### [TASK GOAL]
Work out the number of lines with the word "NOAA" in the material below, then reply with that number only.

### [DATA PROVIDED]
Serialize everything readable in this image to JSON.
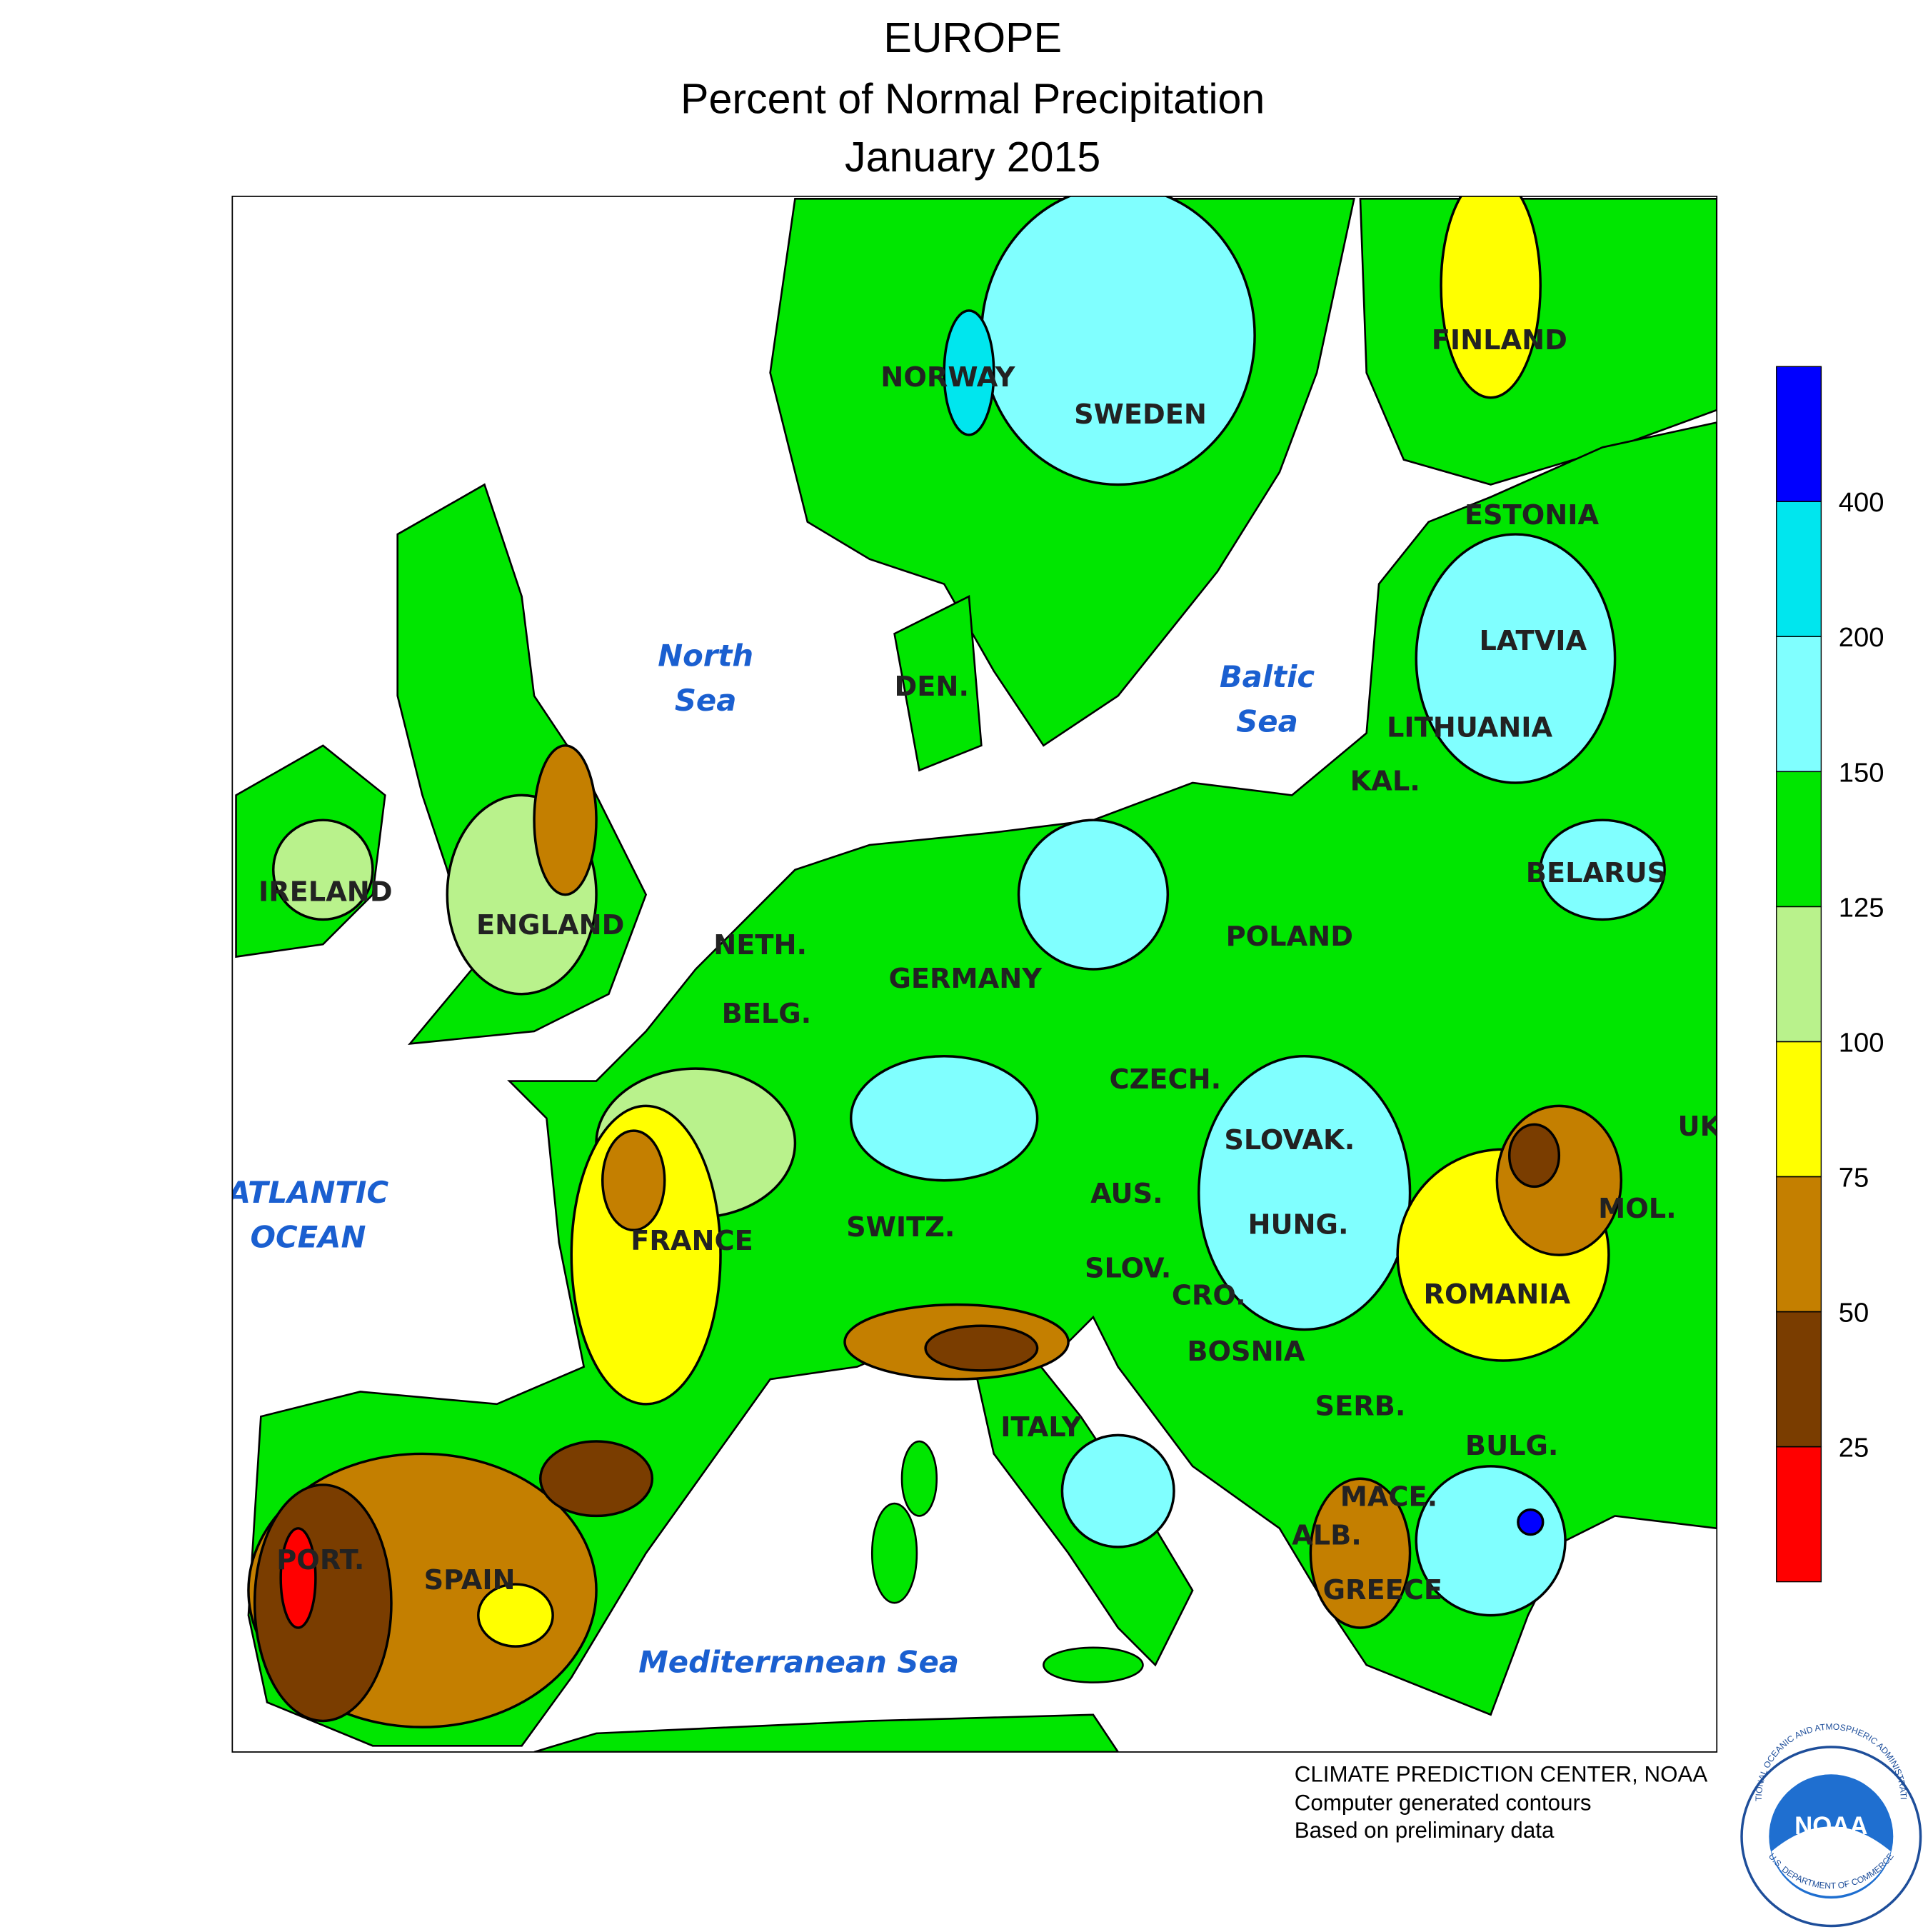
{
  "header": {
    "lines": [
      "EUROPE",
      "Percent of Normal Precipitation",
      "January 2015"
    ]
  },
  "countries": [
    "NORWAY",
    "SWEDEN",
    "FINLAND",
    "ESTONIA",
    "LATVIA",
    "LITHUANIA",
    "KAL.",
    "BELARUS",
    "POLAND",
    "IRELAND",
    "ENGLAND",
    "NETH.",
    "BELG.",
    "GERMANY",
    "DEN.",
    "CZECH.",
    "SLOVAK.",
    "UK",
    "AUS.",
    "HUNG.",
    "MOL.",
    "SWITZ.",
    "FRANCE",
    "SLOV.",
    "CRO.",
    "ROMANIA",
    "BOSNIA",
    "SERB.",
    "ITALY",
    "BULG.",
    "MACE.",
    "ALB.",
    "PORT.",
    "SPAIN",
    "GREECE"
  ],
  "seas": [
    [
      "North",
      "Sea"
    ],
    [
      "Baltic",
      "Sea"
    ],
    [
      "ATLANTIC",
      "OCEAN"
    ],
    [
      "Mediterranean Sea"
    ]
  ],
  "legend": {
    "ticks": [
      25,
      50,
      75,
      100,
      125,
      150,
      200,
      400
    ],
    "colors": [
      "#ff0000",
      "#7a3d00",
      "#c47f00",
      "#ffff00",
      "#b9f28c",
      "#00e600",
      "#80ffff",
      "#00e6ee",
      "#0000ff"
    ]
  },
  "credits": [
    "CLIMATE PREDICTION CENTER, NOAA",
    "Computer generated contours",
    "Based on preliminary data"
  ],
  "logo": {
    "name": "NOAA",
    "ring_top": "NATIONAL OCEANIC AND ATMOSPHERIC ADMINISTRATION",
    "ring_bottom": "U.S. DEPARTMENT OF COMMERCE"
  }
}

### [RESULT FOR THIS TASK]
2